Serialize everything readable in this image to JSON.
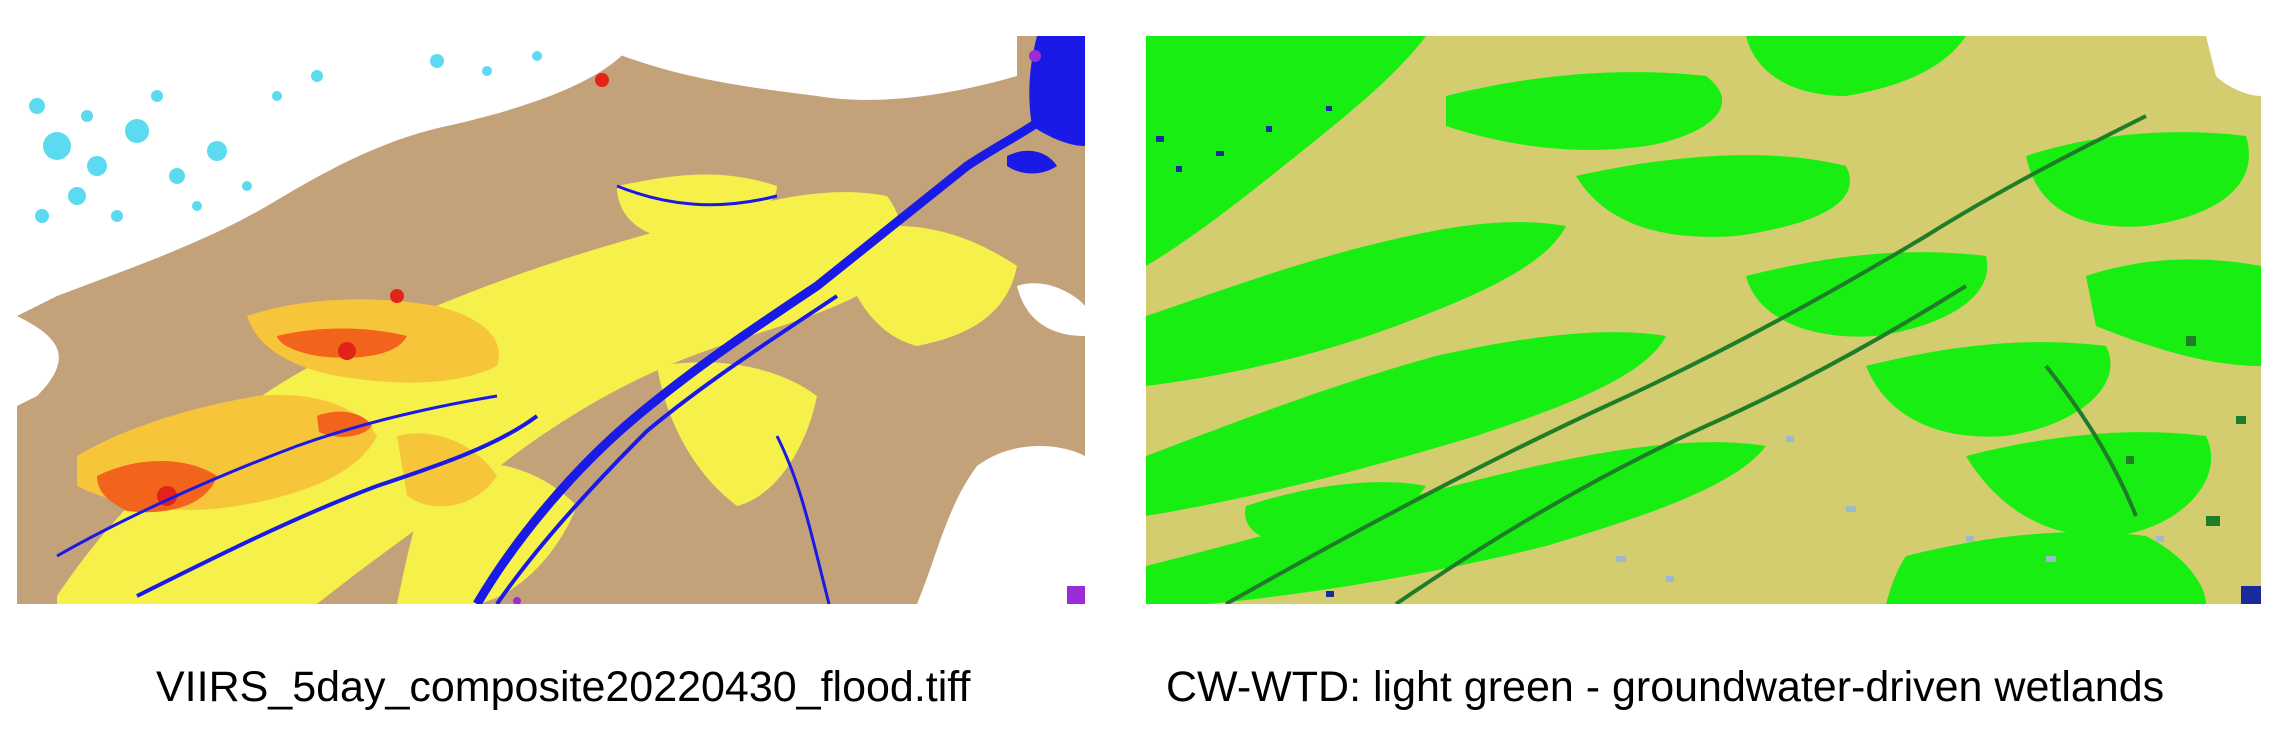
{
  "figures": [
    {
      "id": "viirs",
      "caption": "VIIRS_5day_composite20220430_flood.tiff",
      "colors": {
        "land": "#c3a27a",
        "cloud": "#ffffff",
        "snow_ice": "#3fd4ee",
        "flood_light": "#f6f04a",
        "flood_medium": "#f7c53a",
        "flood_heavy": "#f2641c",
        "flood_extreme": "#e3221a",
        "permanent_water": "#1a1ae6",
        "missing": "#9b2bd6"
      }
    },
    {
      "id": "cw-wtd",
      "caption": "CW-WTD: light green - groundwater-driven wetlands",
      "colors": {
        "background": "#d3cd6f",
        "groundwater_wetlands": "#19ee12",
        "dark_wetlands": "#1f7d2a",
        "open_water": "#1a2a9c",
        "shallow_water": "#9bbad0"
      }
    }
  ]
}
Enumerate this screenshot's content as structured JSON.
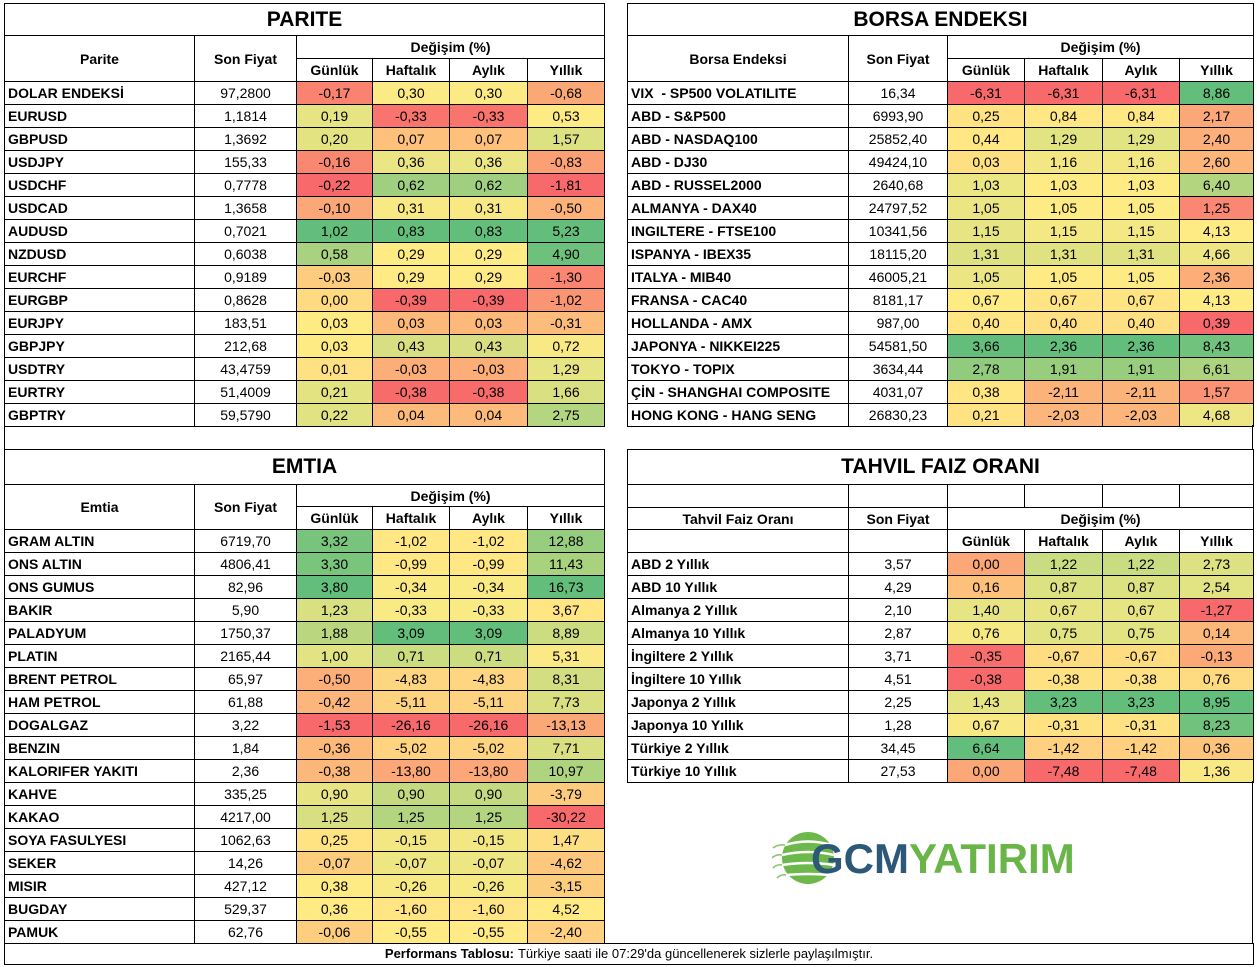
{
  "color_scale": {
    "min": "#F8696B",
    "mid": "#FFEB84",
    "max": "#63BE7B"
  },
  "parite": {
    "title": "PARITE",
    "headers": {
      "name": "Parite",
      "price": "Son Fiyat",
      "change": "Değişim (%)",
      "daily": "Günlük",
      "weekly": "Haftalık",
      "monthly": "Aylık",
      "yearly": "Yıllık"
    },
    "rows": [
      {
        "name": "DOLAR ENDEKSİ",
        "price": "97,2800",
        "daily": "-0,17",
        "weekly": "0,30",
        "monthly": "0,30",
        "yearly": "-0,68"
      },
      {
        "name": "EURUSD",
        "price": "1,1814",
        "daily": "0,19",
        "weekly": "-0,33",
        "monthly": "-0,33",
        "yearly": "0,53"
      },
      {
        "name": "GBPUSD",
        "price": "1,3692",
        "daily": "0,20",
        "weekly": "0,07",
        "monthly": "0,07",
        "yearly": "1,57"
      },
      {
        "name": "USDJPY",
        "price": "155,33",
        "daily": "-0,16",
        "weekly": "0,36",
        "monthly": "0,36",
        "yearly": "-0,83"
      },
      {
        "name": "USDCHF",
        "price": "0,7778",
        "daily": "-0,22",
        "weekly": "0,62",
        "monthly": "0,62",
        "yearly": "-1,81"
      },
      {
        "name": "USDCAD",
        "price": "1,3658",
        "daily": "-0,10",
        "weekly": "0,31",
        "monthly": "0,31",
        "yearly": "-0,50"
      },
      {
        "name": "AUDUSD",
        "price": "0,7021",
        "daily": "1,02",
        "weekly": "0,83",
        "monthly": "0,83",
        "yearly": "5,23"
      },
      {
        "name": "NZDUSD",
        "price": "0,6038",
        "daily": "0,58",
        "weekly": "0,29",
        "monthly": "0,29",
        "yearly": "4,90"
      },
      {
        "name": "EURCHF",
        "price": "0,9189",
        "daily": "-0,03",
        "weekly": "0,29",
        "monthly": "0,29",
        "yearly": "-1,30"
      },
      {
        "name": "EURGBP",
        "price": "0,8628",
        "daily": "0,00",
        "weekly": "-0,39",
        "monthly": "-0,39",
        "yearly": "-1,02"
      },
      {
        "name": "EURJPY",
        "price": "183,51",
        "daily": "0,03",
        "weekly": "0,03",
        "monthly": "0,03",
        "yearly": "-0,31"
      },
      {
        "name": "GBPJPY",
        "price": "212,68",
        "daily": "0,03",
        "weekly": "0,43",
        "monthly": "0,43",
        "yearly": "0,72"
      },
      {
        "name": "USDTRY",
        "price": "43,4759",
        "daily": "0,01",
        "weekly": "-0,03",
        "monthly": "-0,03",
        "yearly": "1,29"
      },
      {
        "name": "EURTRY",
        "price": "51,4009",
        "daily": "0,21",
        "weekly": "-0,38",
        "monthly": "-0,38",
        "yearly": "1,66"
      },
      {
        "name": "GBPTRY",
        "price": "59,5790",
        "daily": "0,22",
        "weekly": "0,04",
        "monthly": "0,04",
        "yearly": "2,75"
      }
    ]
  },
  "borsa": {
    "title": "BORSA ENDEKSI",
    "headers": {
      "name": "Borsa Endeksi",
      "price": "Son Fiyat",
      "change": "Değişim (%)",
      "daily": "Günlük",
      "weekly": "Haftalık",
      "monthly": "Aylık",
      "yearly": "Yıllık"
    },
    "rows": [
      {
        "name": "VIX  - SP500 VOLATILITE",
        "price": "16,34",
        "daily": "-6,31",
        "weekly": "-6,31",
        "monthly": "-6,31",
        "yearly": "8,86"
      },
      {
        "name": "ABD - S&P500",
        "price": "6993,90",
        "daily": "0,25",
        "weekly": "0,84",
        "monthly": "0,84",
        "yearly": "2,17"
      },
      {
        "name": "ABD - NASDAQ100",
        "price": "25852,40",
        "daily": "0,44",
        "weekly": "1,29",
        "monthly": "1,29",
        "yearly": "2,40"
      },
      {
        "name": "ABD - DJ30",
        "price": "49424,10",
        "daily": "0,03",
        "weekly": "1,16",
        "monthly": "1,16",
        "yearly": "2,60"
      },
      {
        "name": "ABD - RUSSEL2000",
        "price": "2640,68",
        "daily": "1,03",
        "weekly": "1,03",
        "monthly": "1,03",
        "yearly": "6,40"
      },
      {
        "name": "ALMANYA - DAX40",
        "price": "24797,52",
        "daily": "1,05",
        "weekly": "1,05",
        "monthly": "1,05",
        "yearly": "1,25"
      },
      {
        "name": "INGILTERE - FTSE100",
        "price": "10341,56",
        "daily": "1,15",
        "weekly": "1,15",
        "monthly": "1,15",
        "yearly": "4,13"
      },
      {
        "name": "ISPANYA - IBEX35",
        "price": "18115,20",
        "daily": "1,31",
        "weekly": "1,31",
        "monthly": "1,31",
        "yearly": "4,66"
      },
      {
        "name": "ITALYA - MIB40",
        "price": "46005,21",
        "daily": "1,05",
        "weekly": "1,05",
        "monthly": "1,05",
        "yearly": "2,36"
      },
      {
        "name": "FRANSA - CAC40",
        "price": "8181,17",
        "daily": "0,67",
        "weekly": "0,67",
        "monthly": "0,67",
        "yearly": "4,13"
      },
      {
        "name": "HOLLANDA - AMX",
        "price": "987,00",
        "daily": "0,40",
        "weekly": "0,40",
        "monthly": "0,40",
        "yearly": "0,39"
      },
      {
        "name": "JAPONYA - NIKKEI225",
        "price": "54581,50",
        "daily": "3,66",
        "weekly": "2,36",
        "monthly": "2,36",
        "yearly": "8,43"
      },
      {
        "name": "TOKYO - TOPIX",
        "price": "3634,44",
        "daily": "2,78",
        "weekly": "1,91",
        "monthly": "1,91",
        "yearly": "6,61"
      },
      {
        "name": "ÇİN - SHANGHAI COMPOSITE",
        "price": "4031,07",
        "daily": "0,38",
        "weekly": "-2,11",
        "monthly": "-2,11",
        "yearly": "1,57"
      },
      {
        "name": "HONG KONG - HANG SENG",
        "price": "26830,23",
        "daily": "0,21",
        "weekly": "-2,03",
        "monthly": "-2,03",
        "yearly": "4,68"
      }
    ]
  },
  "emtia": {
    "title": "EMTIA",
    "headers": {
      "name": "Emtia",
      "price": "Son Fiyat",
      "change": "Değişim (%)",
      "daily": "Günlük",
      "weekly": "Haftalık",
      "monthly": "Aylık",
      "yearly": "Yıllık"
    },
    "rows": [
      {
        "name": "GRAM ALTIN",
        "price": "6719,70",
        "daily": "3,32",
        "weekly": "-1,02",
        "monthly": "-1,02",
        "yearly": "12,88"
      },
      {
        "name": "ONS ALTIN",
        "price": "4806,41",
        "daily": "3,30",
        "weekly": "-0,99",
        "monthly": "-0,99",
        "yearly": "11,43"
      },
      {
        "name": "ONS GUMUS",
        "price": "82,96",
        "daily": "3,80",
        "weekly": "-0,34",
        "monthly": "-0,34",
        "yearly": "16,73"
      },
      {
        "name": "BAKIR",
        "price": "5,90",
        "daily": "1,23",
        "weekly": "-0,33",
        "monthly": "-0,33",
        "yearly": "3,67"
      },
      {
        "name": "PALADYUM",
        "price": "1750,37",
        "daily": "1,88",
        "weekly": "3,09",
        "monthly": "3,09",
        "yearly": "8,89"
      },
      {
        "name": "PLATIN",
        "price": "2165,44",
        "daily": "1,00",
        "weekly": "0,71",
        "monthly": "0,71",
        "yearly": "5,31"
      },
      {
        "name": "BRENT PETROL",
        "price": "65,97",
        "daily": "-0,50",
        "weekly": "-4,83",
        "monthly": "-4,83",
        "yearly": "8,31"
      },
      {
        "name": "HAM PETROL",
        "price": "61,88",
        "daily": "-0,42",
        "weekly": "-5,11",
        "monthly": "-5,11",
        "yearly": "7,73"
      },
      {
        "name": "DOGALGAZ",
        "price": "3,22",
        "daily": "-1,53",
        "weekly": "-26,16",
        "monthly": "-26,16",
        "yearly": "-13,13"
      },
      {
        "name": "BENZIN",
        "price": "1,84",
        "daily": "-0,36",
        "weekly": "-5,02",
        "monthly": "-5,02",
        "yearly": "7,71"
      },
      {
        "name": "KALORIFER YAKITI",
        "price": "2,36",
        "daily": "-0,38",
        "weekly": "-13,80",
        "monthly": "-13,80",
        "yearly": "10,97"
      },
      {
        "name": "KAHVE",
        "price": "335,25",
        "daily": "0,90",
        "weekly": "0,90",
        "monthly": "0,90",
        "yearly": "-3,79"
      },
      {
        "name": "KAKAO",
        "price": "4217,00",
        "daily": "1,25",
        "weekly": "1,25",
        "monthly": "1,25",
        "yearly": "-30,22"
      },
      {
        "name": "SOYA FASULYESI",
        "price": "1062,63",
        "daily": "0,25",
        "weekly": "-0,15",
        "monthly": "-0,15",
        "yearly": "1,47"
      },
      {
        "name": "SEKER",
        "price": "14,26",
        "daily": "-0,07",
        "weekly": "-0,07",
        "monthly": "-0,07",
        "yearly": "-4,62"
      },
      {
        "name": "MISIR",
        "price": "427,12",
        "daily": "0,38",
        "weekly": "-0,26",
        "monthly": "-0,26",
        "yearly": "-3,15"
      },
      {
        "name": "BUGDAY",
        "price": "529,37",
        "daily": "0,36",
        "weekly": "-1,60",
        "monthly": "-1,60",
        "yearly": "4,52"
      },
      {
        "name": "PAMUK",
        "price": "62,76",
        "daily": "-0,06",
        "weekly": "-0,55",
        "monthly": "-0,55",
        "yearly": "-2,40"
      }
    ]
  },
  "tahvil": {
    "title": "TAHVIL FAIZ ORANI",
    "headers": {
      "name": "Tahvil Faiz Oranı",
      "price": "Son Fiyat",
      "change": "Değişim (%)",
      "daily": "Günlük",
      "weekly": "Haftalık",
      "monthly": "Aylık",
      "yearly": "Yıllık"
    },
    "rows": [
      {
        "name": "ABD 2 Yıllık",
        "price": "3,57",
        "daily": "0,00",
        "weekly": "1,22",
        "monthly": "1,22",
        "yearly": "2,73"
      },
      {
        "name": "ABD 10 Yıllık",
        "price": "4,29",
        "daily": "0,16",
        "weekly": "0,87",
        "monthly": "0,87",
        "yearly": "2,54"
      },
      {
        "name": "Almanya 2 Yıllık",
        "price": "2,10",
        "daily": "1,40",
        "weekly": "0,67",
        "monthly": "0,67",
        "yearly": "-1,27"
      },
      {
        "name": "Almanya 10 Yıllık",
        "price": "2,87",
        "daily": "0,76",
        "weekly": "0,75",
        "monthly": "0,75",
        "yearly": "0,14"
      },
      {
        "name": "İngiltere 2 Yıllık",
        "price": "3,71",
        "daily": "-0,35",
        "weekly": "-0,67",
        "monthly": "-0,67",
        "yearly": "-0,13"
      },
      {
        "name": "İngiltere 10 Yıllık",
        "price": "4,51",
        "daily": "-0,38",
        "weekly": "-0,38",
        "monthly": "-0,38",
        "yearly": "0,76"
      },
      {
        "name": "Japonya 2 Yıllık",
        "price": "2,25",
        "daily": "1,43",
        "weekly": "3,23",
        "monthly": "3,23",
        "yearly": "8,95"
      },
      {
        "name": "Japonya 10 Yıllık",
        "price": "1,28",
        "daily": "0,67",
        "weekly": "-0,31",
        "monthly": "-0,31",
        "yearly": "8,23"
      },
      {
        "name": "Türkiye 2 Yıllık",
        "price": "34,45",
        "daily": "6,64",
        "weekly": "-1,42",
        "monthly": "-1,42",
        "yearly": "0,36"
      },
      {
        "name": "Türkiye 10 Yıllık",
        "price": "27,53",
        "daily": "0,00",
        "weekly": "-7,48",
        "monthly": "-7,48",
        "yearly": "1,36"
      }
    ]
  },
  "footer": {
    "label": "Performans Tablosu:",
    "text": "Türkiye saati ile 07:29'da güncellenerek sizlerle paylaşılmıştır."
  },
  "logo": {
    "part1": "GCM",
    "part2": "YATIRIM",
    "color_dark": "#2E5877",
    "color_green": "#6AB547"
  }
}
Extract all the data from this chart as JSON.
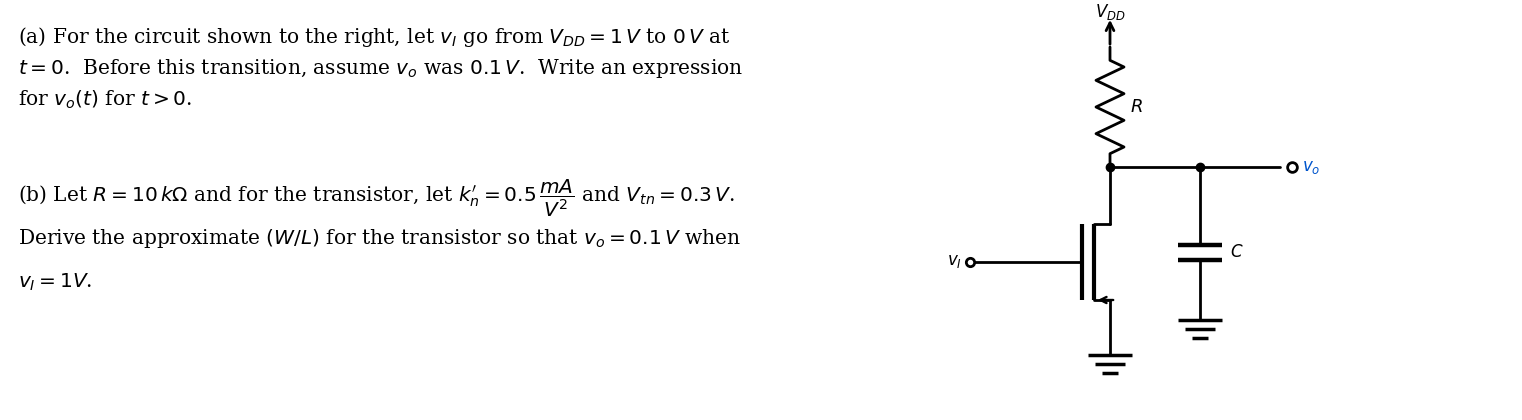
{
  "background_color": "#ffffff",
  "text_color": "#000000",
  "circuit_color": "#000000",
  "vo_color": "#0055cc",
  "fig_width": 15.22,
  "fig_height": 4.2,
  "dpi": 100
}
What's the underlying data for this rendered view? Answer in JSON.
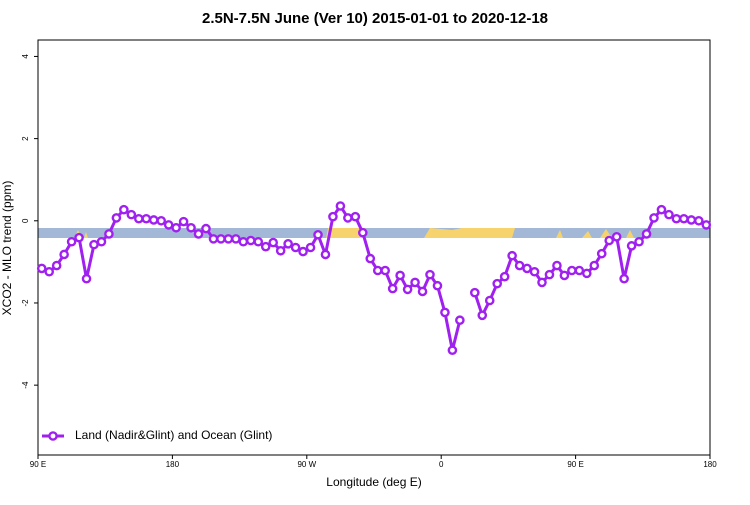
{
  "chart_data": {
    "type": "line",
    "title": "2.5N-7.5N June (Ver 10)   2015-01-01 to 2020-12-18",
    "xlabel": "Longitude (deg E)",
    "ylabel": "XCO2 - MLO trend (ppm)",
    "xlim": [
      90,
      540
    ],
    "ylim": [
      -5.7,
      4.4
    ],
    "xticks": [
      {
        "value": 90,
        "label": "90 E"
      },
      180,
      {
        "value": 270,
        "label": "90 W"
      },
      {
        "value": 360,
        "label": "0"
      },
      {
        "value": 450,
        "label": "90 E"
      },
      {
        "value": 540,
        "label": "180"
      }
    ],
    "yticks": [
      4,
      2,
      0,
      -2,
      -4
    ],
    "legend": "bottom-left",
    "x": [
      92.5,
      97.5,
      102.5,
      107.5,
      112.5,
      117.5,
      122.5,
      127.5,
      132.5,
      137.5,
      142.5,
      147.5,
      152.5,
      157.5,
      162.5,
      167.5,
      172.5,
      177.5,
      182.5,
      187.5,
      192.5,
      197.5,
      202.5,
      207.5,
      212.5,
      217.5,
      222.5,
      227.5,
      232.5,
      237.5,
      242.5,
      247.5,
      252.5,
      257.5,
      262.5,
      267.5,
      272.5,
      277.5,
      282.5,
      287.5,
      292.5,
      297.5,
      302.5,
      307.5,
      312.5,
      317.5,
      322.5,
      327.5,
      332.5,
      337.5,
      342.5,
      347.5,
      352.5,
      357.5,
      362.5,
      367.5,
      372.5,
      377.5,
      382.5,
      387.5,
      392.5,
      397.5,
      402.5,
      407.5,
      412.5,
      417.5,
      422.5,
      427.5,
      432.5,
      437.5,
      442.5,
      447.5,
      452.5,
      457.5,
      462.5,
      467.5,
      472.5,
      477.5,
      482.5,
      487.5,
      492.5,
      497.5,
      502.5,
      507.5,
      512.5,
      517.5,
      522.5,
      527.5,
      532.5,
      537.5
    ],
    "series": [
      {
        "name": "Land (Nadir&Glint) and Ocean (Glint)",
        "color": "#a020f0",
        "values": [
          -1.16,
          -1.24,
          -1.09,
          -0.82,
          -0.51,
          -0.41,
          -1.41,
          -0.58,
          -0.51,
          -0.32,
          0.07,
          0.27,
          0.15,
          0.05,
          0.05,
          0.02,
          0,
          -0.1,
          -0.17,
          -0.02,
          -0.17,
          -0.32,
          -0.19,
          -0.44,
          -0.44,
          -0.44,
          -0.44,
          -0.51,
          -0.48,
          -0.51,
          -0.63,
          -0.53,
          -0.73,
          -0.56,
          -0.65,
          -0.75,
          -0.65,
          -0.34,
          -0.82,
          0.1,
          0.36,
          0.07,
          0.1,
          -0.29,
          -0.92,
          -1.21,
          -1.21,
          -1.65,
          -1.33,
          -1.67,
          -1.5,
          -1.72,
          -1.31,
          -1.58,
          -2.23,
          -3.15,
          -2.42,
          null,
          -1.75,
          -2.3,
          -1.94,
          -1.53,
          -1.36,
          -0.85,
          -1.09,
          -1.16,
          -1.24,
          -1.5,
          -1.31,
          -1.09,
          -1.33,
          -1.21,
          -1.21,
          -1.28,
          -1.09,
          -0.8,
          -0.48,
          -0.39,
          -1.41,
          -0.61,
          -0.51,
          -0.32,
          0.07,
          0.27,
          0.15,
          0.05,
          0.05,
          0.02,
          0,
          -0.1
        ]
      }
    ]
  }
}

++++++

**Exercise objective:** Locate the word "this" in the records and collect each line it appears in.

**Expected answer:**
Serialize everything readable in this image to JSON.
Enumerate this screenshot's content as structured JSON.
Extract all the data from this chart as JSON.
What's the underlying data for this rendered view? Answer in JSON.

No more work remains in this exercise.